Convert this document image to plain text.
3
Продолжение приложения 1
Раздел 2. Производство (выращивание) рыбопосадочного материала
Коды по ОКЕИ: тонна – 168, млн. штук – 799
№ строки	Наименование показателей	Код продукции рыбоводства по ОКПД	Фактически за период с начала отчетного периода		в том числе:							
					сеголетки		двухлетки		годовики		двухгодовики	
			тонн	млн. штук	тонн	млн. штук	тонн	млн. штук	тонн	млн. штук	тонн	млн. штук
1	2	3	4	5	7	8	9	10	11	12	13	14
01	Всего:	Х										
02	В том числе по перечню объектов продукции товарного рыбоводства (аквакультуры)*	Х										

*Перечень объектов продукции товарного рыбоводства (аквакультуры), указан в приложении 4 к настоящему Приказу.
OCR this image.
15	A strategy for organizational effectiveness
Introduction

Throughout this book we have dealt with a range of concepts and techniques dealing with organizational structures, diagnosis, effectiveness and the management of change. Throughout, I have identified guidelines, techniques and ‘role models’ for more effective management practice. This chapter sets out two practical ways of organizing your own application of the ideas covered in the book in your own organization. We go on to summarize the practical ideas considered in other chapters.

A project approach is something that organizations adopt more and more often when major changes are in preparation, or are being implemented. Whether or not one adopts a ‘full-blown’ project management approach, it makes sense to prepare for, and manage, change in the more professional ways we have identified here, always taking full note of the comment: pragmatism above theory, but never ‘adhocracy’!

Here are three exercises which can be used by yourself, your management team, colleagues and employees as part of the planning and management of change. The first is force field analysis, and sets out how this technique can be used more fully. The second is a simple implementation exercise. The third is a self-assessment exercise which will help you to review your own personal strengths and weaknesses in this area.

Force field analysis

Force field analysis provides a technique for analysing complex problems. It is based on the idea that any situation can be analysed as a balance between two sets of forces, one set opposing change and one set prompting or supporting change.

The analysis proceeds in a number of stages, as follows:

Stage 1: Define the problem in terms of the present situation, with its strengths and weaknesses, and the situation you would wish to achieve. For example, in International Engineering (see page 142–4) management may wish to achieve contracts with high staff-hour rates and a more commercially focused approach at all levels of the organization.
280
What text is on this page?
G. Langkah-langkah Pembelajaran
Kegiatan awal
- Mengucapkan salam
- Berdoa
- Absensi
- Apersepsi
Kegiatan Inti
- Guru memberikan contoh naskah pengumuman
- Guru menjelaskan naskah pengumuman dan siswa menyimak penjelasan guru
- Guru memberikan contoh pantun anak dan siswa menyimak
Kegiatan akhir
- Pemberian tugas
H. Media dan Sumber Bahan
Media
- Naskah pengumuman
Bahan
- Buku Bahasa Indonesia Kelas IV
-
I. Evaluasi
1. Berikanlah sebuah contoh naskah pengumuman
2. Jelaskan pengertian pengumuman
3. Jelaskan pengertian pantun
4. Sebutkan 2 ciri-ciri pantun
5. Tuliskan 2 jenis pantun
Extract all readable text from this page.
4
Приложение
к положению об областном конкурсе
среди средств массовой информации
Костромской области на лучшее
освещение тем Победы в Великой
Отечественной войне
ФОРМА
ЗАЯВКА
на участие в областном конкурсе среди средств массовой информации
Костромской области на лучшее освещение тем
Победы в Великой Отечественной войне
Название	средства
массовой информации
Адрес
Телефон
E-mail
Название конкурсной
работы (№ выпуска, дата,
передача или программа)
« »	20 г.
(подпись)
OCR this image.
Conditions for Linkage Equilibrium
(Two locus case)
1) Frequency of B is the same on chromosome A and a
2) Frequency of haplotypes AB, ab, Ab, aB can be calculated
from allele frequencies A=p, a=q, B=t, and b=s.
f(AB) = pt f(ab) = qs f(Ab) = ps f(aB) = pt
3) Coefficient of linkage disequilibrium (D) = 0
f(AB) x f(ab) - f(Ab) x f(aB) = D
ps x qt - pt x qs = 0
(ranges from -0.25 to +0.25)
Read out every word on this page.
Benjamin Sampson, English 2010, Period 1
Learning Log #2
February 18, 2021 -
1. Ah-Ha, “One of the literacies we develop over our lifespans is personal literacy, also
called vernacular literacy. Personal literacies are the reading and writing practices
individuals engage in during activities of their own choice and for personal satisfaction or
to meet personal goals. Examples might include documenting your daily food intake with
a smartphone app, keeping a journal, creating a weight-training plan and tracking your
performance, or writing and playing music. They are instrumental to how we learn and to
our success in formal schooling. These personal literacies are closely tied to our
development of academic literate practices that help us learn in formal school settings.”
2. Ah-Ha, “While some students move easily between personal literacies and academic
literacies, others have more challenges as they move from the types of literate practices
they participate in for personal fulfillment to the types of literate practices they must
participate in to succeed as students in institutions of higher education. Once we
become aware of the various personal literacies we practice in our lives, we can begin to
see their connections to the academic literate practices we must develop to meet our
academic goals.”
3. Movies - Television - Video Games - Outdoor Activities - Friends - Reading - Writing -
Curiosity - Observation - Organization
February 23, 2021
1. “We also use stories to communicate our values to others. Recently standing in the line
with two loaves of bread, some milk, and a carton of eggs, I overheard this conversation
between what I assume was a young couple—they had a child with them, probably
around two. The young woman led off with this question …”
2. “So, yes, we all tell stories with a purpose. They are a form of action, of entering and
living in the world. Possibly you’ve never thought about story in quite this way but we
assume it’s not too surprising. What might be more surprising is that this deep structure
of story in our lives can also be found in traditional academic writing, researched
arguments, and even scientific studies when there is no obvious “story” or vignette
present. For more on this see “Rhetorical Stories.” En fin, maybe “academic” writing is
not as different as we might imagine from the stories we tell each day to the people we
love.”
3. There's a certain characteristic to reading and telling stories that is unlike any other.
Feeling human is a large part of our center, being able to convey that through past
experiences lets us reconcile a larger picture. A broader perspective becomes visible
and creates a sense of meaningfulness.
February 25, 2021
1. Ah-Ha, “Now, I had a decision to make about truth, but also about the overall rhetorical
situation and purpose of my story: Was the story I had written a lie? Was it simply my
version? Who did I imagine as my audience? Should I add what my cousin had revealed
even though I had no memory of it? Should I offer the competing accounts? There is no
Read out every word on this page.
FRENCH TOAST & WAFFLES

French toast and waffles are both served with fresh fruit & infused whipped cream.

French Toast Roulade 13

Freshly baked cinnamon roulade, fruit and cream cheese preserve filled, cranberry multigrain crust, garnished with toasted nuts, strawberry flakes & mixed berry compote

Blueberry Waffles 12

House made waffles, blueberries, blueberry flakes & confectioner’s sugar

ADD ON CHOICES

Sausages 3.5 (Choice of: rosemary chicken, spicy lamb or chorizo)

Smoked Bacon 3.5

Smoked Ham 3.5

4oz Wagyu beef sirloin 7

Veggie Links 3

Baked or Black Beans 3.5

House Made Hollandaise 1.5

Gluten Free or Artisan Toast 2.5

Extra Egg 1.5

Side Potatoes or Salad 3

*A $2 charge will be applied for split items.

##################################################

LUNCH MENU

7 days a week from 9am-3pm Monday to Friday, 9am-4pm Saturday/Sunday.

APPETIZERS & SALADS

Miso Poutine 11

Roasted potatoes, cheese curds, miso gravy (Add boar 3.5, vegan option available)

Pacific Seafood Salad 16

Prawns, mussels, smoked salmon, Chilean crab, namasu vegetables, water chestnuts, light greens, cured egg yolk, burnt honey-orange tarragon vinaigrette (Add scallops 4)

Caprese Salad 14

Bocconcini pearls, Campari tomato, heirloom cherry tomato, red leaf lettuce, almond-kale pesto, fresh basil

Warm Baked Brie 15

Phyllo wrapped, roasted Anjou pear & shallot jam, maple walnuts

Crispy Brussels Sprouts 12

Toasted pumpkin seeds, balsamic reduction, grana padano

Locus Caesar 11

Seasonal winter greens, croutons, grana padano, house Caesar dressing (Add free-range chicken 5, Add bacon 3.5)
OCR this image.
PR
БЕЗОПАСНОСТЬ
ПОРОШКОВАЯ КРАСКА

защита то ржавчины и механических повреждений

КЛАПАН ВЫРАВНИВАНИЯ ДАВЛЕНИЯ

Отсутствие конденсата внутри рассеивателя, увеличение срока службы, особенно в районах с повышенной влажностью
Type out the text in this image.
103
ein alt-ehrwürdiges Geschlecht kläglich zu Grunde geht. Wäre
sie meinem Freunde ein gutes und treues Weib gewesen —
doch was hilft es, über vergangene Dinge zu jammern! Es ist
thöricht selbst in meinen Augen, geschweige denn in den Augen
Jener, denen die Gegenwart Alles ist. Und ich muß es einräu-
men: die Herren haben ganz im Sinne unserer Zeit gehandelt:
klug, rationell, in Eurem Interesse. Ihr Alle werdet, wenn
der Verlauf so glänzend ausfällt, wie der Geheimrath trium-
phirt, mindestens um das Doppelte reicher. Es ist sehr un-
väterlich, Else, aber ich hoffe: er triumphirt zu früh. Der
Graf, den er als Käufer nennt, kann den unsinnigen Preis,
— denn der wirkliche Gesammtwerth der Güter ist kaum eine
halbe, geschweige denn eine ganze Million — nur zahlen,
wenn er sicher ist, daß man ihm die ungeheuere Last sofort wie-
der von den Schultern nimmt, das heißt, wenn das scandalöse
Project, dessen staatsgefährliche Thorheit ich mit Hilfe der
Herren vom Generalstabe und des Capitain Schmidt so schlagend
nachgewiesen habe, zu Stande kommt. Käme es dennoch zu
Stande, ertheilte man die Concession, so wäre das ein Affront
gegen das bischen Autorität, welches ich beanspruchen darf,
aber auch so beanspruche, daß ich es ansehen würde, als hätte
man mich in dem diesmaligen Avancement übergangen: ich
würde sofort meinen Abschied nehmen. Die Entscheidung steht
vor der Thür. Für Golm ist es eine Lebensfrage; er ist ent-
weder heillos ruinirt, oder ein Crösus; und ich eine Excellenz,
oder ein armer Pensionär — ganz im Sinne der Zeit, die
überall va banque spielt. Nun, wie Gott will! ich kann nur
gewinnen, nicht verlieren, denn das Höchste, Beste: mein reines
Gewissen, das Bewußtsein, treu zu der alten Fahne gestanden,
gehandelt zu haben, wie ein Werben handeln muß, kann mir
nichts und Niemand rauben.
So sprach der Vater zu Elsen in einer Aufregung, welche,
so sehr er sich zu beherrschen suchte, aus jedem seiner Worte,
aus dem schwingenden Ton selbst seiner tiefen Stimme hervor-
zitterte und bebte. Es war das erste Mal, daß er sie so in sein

——————

● **Directions for this task**:
Using the material above, report each line where "move" occurs.

● **Exercise solution**:
2. Ah-Ha, “While some students move easily between personal literacies and academic
literacies, others have more challenges as they move from the types of literate practices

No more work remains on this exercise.